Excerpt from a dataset
--
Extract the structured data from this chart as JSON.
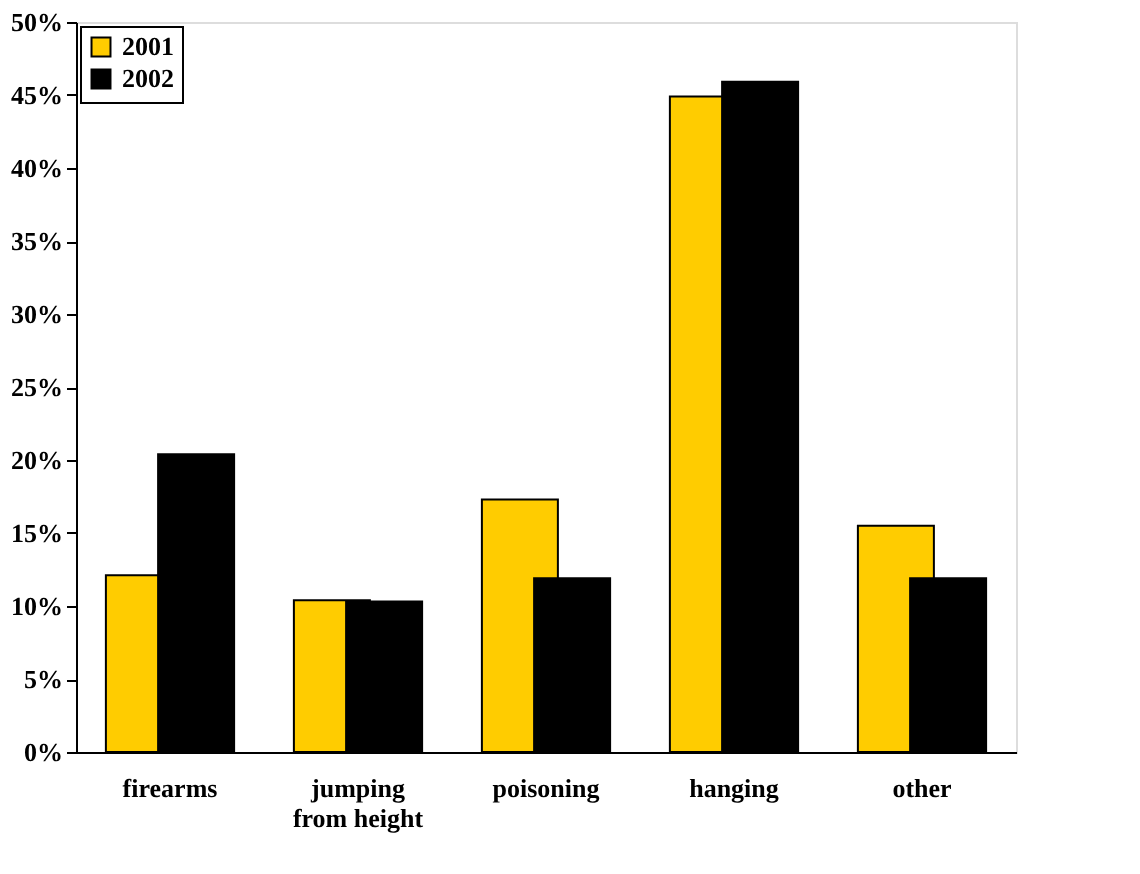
{
  "chart_data": {
    "type": "bar",
    "categories": [
      "firearms",
      "jumping from height",
      "poisoning",
      "hanging",
      "other"
    ],
    "series": [
      {
        "name": "2001",
        "color": "#ffcc00",
        "values": [
          12.1,
          10.4,
          17.3,
          44.9,
          15.5
        ]
      },
      {
        "name": "2002",
        "color": "#000000",
        "values": [
          20.4,
          10.3,
          11.9,
          45.9,
          11.9
        ]
      }
    ],
    "ylim": [
      0,
      50
    ],
    "yticks": [
      {
        "value": 0,
        "label": "0%"
      },
      {
        "value": 5,
        "label": "5%"
      },
      {
        "value": 10,
        "label": "10%"
      },
      {
        "value": 15,
        "label": "15%"
      },
      {
        "value": 20,
        "label": "20%"
      },
      {
        "value": 25,
        "label": "25%"
      },
      {
        "value": 30,
        "label": "30%"
      },
      {
        "value": 35,
        "label": "35%"
      },
      {
        "value": 40,
        "label": "40%"
      },
      {
        "value": 45,
        "label": "45%"
      },
      {
        "value": 50,
        "label": "50%"
      }
    ],
    "grid": false,
    "legend": "top left"
  }
}
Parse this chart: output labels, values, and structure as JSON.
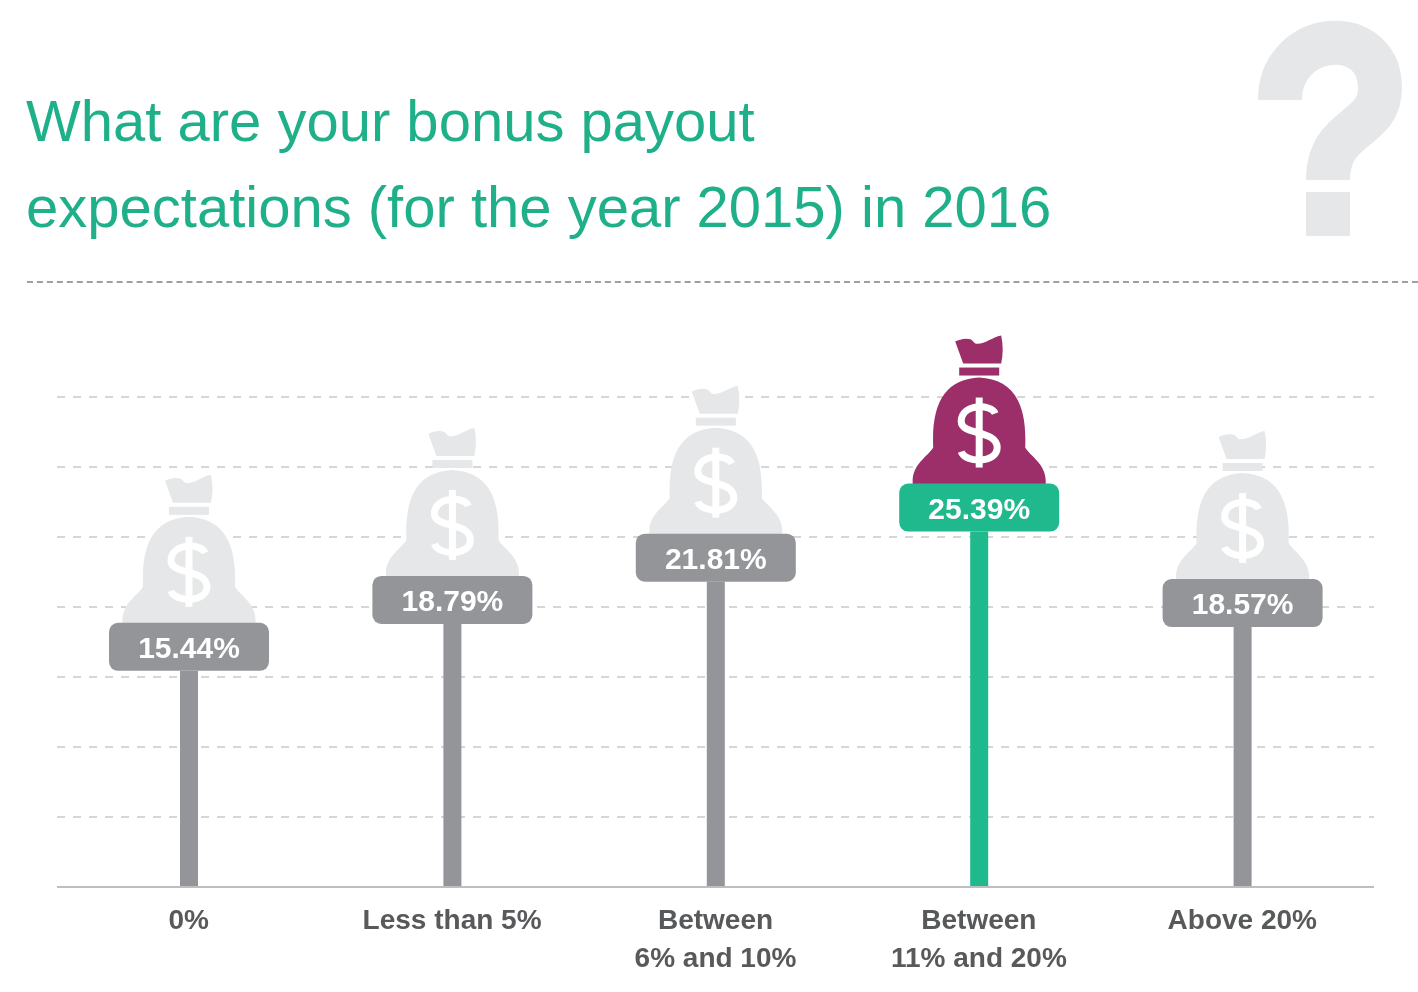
--
▶ **What you should do**: Tell how many lines in the records above contain "this", giving the number and no other words.

▶ **The result**: 2